Data extracted from a collection:
+ + +

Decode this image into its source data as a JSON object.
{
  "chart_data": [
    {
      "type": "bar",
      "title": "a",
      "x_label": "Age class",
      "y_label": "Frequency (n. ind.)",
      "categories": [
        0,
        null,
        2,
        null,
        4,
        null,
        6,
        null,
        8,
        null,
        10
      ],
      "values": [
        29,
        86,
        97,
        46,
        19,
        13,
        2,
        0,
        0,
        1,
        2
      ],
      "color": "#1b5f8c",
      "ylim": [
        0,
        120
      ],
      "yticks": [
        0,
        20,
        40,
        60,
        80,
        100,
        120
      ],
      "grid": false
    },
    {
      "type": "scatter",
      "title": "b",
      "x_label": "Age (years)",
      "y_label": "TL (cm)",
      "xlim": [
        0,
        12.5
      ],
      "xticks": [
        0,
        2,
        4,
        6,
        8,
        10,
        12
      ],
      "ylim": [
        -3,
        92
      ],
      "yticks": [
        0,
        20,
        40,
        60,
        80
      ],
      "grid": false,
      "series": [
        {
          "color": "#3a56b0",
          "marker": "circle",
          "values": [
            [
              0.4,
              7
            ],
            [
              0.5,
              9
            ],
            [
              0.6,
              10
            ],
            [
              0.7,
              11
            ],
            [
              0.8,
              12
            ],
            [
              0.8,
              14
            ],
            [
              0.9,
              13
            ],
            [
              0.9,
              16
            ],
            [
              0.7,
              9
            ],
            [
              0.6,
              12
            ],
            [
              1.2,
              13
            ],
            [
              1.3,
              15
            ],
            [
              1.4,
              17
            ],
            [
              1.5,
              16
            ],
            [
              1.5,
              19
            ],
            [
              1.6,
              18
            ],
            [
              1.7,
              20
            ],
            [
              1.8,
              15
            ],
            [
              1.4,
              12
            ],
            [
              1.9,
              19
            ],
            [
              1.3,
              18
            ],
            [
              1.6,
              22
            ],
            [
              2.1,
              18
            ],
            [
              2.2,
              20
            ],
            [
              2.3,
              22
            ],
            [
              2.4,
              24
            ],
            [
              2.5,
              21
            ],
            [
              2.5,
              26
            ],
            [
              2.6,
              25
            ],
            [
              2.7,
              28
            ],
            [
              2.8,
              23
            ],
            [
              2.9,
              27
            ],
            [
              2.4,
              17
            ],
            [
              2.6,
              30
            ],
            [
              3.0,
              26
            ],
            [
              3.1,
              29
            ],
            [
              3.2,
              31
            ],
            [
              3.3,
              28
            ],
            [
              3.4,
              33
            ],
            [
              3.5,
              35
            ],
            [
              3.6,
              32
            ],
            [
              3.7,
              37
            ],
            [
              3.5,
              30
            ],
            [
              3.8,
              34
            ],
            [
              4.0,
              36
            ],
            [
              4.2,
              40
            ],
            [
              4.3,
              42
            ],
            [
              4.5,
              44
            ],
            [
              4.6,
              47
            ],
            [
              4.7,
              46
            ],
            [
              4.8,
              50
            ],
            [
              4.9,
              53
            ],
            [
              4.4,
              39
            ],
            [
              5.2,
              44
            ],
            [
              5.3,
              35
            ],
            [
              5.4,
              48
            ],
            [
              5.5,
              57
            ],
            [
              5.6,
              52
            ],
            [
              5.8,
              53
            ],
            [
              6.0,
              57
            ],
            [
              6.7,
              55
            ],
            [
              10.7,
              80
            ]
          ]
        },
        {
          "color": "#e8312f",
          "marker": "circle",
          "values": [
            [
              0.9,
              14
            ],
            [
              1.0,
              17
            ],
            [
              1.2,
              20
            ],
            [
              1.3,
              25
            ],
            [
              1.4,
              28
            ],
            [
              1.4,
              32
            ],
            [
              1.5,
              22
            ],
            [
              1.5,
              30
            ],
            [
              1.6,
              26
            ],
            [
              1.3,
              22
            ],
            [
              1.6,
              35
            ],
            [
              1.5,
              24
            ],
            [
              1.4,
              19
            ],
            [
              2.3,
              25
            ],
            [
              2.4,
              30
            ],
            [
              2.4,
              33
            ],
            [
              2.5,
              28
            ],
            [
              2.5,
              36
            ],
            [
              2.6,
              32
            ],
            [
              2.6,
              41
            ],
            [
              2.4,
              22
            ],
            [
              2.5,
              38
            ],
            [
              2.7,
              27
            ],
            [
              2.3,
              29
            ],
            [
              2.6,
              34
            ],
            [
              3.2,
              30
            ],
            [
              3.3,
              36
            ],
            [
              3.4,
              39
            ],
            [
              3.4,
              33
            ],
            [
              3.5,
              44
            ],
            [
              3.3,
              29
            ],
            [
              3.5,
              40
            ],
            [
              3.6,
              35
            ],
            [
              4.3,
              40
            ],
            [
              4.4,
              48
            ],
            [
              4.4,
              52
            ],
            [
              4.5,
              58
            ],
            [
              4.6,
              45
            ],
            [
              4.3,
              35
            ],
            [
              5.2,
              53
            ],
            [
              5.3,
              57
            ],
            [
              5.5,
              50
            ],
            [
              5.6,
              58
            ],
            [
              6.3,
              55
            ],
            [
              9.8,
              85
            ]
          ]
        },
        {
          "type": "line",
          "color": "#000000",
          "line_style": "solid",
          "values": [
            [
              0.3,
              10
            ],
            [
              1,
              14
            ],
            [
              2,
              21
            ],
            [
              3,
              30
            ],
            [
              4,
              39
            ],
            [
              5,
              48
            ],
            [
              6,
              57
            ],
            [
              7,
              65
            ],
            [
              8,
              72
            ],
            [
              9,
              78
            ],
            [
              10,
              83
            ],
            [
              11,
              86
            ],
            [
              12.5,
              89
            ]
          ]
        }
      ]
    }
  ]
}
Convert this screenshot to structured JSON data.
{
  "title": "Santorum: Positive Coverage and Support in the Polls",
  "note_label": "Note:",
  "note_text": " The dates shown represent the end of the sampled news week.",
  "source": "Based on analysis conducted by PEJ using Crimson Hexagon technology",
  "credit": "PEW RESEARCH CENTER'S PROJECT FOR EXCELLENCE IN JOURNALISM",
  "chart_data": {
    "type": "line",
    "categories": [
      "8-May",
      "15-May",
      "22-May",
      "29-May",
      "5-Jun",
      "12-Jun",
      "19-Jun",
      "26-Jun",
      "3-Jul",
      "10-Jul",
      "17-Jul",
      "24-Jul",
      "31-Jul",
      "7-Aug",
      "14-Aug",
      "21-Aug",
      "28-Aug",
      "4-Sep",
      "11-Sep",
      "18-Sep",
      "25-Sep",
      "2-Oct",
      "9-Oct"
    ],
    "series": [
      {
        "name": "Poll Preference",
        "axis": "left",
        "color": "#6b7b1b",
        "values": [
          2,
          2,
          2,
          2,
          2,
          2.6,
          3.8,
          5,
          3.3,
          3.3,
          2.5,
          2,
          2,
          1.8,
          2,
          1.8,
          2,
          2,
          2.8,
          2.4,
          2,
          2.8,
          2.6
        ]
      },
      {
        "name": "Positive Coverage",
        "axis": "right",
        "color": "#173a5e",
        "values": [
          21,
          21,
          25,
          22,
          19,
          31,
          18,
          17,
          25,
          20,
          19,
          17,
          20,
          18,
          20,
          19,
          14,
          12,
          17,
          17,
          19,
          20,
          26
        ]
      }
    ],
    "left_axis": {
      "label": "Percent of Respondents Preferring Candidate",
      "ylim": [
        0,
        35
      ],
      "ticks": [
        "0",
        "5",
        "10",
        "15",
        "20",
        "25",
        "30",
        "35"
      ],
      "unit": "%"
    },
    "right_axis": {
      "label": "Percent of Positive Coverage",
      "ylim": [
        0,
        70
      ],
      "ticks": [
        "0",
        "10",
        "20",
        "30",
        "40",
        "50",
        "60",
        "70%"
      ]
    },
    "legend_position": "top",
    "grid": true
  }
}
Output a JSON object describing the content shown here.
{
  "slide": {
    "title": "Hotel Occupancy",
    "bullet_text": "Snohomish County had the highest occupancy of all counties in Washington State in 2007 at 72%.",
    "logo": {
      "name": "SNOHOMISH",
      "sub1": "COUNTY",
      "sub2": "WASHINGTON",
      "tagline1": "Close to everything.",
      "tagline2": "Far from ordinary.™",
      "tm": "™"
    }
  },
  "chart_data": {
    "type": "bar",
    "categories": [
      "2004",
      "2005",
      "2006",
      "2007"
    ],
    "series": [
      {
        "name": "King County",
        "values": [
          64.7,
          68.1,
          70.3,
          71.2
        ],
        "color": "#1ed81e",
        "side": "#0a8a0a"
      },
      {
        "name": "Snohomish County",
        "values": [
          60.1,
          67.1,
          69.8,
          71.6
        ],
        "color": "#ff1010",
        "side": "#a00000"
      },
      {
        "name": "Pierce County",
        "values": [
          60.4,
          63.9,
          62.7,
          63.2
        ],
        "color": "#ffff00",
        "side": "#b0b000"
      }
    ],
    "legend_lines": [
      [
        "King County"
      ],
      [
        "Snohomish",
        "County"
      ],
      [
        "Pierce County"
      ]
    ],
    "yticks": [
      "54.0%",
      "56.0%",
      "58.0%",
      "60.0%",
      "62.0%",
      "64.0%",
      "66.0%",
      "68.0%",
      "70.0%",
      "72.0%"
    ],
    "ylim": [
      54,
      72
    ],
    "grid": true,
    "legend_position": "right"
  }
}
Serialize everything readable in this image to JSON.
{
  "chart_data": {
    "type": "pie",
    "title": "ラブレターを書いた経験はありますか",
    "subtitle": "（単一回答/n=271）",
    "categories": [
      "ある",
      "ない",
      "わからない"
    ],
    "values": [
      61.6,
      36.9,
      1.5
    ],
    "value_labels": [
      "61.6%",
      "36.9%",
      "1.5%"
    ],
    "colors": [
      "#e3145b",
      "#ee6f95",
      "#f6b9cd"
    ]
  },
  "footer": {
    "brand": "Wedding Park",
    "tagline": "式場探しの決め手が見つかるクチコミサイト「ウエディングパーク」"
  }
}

+ + +

■ **TASK STATEMENT**: Return every line from the records above that holds the word "JSON".

■ **SOLVED EXERCISE**:
Decode this image into its source data as a JSON object.
Convert this screenshot to structured JSON data.
Output a JSON object describing the content shown here.
Serialize everything readable in this image to JSON.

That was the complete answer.